--- WORK INSTRUCTIONS ---
The records below are to be copied word for word, with every picture left out.

□ □ □ □ □

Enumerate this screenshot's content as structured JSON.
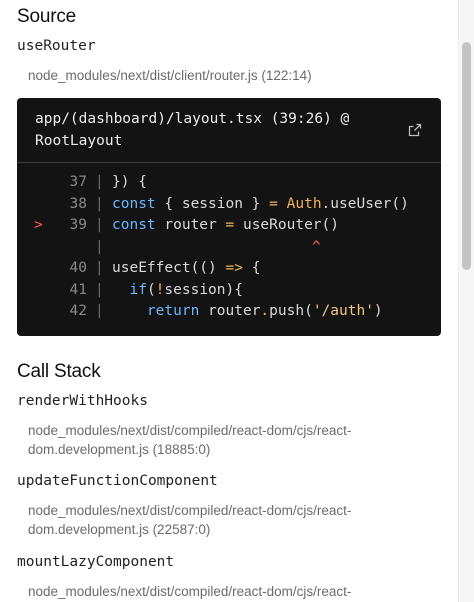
{
  "source": {
    "title": "Source",
    "function": "useRouter",
    "location": "node_modules/next/dist/client/router.js (122:14)"
  },
  "code_frame": {
    "file": "app/(dashboard)/layout.tsx (39:26) @",
    "symbol": "RootLayout",
    "open_icon": "external-link-icon",
    "lines": [
      {
        "marker": "",
        "number": "37",
        "code": [
          {
            "t": "}) {",
            "c": "f"
          }
        ]
      },
      {
        "marker": "",
        "number": "38",
        "code": [
          {
            "t": "const",
            "c": "k"
          },
          {
            "t": " { session } ",
            "c": "f"
          },
          {
            "t": "=",
            "c": "o"
          },
          {
            "t": " ",
            "c": "f"
          },
          {
            "t": "Auth",
            "c": "o"
          },
          {
            "t": ".useUser()",
            "c": "f"
          }
        ]
      },
      {
        "marker": ">",
        "number": "39",
        "code": [
          {
            "t": "const",
            "c": "k"
          },
          {
            "t": " router ",
            "c": "f"
          },
          {
            "t": "=",
            "c": "o"
          },
          {
            "t": " useRouter()",
            "c": "f"
          }
        ]
      },
      {
        "marker": "",
        "number": "",
        "caret": "^",
        "code": []
      },
      {
        "marker": "",
        "number": "40",
        "code": [
          {
            "t": "useEffect(() ",
            "c": "f"
          },
          {
            "t": "=>",
            "c": "o"
          },
          {
            "t": " {",
            "c": "f"
          }
        ]
      },
      {
        "marker": "",
        "number": "41",
        "code": [
          {
            "t": "  ",
            "c": "f"
          },
          {
            "t": "if",
            "c": "k"
          },
          {
            "t": "(",
            "c": "f"
          },
          {
            "t": "!",
            "c": "o"
          },
          {
            "t": "session){",
            "c": "f"
          }
        ]
      },
      {
        "marker": "",
        "number": "42",
        "code": [
          {
            "t": "    ",
            "c": "f"
          },
          {
            "t": "return",
            "c": "k"
          },
          {
            "t": " router",
            "c": "f"
          },
          {
            "t": ".",
            "c": "o"
          },
          {
            "t": "push(",
            "c": "f"
          },
          {
            "t": "'/auth'",
            "c": "s"
          },
          {
            "t": ")",
            "c": "f"
          }
        ]
      }
    ]
  },
  "call_stack": {
    "title": "Call Stack",
    "frames": [
      {
        "function": "renderWithHooks",
        "location_line1": "node_modules/next/dist/compiled/react-dom/cjs/react-",
        "location_line2": "dom.development.js (18885:0)"
      },
      {
        "function": "updateFunctionComponent",
        "location_line1": "node_modules/next/dist/compiled/react-dom/cjs/react-",
        "location_line2": "dom.development.js (22587:0)"
      },
      {
        "function": "mountLazyComponent",
        "location_line1": "node_modules/next/dist/compiled/react-dom/cjs/react-",
        "location_line2": ""
      }
    ]
  }
}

□ □ □ □ □

--- PROBLEM SOLUTION ---
Enumerate this screenshot's content as structured JSON.
{
  "source": {
    "title": "Source",
    "function": "useRouter",
    "location": "node_modules/next/dist/client/router.js (122:14)"
  },
  "code_frame": {
    "file": "app/(dashboard)/layout.tsx (39:26) @",
    "symbol": "RootLayout",
    "open_icon": "external-link-icon",
    "lines": [
      {
        "marker": "",
        "number": "37",
        "code": [
          {
            "t": "}) {",
            "c": "f"
          }
        ]
      },
      {
        "marker": "",
        "number": "38",
        "code": [
          {
            "t": "const",
            "c": "k"
          },
          {
            "t": " { session } ",
            "c": "f"
          },
          {
            "t": "=",
            "c": "o"
          },
          {
            "t": " ",
            "c": "f"
          },
          {
            "t": "Auth",
            "c": "o"
          },
          {
            "t": ".useUser()",
            "c": "f"
          }
        ]
      },
      {
        "marker": ">",
        "number": "39",
        "code": [
          {
            "t": "const",
            "c": "k"
          },
          {
            "t": " router ",
            "c": "f"
          },
          {
            "t": "=",
            "c": "o"
          },
          {
            "t": " useRouter()",
            "c": "f"
          }
        ]
      },
      {
        "marker": "",
        "number": "",
        "caret": "^",
        "code": []
      },
      {
        "marker": "",
        "number": "40",
        "code": [
          {
            "t": "useEffect(() ",
            "c": "f"
          },
          {
            "t": "=>",
            "c": "o"
          },
          {
            "t": " {",
            "c": "f"
          }
        ]
      },
      {
        "marker": "",
        "number": "41",
        "code": [
          {
            "t": "  ",
            "c": "f"
          },
          {
            "t": "if",
            "c": "k"
          },
          {
            "t": "(",
            "c": "f"
          },
          {
            "t": "!",
            "c": "o"
          },
          {
            "t": "session){",
            "c": "f"
          }
        ]
      },
      {
        "marker": "",
        "number": "42",
        "code": [
          {
            "t": "    ",
            "c": "f"
          },
          {
            "t": "return",
            "c": "k"
          },
          {
            "t": " router",
            "c": "f"
          },
          {
            "t": ".",
            "c": "o"
          },
          {
            "t": "push(",
            "c": "f"
          },
          {
            "t": "'/auth'",
            "c": "s"
          },
          {
            "t": ")",
            "c": "f"
          }
        ]
      }
    ]
  },
  "call_stack": {
    "title": "Call Stack",
    "frames": [
      {
        "function": "renderWithHooks",
        "location_line1": "node_modules/next/dist/compiled/react-dom/cjs/react-",
        "location_line2": "dom.development.js (18885:0)"
      },
      {
        "function": "updateFunctionComponent",
        "location_line1": "node_modules/next/dist/compiled/react-dom/cjs/react-",
        "location_line2": "dom.development.js (22587:0)"
      },
      {
        "function": "mountLazyComponent",
        "location_line1": "node_modules/next/dist/compiled/react-dom/cjs/react-",
        "location_line2": ""
      }
    ]
  }
}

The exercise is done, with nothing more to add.